=== DATASET ===

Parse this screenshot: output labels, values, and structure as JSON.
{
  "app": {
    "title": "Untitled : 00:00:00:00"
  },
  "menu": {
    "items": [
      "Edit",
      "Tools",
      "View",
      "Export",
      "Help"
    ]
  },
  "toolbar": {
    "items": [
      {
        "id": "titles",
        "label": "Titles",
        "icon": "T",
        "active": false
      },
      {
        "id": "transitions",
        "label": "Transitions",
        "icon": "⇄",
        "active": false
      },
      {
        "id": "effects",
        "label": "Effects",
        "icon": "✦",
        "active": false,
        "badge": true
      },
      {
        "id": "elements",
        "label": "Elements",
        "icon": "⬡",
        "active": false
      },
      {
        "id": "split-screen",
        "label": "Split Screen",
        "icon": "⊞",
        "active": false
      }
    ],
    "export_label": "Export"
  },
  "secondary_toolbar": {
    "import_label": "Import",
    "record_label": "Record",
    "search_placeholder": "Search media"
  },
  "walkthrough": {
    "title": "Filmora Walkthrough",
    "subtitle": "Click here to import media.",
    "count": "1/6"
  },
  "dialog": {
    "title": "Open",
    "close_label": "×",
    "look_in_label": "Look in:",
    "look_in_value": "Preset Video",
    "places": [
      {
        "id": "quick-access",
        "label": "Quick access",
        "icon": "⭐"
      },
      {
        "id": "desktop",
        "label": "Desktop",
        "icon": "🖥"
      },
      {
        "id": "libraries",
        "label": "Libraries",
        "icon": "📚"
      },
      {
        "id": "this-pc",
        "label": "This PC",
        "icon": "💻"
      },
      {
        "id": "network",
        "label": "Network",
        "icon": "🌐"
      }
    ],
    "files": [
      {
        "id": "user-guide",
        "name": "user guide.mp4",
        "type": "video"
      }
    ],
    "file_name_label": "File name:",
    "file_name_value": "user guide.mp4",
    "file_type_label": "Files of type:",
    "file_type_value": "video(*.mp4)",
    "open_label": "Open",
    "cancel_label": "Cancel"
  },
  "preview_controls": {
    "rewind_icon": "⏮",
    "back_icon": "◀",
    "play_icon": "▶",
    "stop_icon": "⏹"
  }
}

===

REQUIREMENT: All the data must be duplicated exactly, with nothing added or removed.

EXERCISE OUTPUT:
Parse this screenshot: output labels, values, and structure as JSON.
{
  "app": {
    "title": "Untitled : 00:00:00:00"
  },
  "menu": {
    "items": [
      "Edit",
      "Tools",
      "View",
      "Export",
      "Help"
    ]
  },
  "toolbar": {
    "items": [
      {
        "id": "titles",
        "label": "Titles",
        "icon": "T",
        "active": false
      },
      {
        "id": "transitions",
        "label": "Transitions",
        "icon": "⇄",
        "active": false
      },
      {
        "id": "effects",
        "label": "Effects",
        "icon": "✦",
        "active": false,
        "badge": true
      },
      {
        "id": "elements",
        "label": "Elements",
        "icon": "⬡",
        "active": false
      },
      {
        "id": "split-screen",
        "label": "Split Screen",
        "icon": "⊞",
        "active": false
      }
    ],
    "export_label": "Export"
  },
  "secondary_toolbar": {
    "import_label": "Import",
    "record_label": "Record",
    "search_placeholder": "Search media"
  },
  "walkthrough": {
    "title": "Filmora Walkthrough",
    "subtitle": "Click here to import media.",
    "count": "1/6"
  },
  "dialog": {
    "title": "Open",
    "close_label": "×",
    "look_in_label": "Look in:",
    "look_in_value": "Preset Video",
    "places": [
      {
        "id": "quick-access",
        "label": "Quick access",
        "icon": "⭐"
      },
      {
        "id": "desktop",
        "label": "Desktop",
        "icon": "🖥"
      },
      {
        "id": "libraries",
        "label": "Libraries",
        "icon": "📚"
      },
      {
        "id": "this-pc",
        "label": "This PC",
        "icon": "💻"
      },
      {
        "id": "network",
        "label": "Network",
        "icon": "🌐"
      }
    ],
    "files": [
      {
        "id": "user-guide",
        "name": "user guide.mp4",
        "type": "video"
      }
    ],
    "file_name_label": "File name:",
    "file_name_value": "user guide.mp4",
    "file_type_label": "Files of type:",
    "file_type_value": "video(*.mp4)",
    "open_label": "Open",
    "cancel_label": "Cancel"
  },
  "preview_controls": {
    "rewind_icon": "⏮",
    "back_icon": "◀",
    "play_icon": "▶",
    "stop_icon": "⏹"
  }
}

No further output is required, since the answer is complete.